[Excerpted data start]
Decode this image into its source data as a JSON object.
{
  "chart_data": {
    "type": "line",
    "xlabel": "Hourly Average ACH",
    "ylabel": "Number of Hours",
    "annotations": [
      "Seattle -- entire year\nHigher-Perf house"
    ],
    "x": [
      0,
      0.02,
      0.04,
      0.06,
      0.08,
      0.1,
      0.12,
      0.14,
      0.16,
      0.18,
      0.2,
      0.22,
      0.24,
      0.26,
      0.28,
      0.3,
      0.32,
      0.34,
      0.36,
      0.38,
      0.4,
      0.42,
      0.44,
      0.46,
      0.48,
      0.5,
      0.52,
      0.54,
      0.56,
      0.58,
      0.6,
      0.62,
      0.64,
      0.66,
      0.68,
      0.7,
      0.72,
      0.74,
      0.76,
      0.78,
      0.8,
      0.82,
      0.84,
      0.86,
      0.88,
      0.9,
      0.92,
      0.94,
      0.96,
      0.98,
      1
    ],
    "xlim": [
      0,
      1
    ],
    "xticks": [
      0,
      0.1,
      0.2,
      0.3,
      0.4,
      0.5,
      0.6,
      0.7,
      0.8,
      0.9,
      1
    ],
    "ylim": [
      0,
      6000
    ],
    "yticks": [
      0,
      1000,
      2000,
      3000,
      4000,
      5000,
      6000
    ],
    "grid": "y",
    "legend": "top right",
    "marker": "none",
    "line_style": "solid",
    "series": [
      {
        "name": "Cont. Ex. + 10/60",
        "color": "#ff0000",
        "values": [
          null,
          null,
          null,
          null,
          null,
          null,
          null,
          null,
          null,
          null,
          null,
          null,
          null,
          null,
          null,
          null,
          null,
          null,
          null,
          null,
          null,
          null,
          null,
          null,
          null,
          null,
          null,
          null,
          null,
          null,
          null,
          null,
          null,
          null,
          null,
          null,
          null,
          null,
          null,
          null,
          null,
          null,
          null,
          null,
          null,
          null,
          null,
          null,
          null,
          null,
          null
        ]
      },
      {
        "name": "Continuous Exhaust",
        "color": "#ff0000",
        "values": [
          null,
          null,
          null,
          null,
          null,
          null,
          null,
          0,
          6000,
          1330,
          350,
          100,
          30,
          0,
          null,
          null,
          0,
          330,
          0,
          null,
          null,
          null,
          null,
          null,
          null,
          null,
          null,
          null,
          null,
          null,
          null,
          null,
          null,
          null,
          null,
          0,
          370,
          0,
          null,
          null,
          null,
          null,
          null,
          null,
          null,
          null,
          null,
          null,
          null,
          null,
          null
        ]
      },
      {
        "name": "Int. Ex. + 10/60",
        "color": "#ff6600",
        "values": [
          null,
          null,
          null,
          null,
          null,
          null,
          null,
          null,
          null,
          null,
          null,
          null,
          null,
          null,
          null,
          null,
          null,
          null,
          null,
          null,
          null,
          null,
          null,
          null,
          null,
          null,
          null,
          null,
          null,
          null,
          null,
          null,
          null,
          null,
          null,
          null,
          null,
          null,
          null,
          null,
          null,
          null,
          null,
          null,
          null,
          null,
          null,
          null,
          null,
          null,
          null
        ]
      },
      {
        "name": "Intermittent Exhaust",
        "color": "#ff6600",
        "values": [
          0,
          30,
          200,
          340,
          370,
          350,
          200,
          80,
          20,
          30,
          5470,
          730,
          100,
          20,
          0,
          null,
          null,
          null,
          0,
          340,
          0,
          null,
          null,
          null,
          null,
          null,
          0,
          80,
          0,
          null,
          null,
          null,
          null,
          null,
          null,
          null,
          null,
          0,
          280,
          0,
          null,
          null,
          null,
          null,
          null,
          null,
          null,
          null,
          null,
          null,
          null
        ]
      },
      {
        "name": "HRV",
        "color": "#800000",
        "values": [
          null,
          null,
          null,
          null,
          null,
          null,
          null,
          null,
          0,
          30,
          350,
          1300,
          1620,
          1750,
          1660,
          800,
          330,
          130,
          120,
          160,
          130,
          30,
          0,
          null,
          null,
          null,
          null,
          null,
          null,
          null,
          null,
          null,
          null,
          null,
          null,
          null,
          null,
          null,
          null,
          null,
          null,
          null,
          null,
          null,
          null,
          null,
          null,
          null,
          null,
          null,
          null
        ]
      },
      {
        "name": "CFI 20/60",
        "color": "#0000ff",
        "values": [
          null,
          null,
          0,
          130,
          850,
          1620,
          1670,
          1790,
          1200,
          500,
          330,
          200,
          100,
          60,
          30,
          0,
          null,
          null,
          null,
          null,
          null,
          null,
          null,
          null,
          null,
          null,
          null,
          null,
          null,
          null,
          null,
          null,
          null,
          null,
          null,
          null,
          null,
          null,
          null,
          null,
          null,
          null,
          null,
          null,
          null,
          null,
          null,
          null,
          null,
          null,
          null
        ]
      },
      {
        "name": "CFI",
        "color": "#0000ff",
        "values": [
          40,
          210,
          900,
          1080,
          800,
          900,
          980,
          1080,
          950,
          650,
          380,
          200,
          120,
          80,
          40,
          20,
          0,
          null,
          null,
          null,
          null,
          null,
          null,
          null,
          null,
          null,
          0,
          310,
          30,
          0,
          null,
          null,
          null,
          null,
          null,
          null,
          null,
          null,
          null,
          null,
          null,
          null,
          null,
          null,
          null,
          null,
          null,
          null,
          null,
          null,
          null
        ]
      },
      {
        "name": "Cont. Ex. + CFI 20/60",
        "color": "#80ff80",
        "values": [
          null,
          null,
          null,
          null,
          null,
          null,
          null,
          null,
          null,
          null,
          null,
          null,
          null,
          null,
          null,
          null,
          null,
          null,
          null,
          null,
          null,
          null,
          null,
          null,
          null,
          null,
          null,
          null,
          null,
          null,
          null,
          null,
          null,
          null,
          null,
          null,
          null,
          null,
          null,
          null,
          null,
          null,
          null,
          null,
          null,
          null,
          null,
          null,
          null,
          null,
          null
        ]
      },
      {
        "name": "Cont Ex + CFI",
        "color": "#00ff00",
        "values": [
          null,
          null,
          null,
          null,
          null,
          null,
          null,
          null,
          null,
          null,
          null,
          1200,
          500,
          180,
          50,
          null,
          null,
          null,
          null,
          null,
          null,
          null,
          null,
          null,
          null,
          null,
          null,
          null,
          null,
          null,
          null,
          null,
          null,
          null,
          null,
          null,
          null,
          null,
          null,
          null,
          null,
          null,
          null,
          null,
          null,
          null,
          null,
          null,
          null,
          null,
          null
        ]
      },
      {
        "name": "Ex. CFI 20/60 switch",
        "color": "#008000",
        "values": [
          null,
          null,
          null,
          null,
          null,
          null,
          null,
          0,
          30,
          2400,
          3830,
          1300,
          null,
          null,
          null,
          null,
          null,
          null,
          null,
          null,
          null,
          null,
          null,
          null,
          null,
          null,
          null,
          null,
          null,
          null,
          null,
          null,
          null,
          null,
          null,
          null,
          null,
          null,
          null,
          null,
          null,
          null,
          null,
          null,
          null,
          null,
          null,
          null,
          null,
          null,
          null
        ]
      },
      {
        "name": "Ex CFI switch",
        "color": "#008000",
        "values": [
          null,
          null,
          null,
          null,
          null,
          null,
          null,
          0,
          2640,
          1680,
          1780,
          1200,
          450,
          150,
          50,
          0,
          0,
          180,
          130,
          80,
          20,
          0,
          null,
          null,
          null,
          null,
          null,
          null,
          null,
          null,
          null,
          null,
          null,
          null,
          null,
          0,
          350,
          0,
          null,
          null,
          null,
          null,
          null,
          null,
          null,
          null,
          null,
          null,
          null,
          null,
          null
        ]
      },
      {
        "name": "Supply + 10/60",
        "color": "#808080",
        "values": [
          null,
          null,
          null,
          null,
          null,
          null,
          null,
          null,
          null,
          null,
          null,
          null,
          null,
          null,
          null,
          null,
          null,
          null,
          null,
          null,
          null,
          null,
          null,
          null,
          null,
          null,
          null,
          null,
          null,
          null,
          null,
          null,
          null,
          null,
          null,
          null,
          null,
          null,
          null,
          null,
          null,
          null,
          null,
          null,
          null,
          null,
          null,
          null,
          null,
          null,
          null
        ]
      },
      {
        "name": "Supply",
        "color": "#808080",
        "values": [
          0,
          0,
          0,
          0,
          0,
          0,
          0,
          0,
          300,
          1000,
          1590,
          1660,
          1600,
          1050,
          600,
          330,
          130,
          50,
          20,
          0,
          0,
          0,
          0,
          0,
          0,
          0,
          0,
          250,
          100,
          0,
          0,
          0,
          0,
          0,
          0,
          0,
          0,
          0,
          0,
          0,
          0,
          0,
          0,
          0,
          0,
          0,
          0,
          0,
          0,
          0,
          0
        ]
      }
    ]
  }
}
[Excerpted data end]
* Work required
Extract each line from the listing that holds the word "Exhaust".

* Exercise response
        "name": "Continuous Exhaust",
        "name": "Intermittent Exhaust",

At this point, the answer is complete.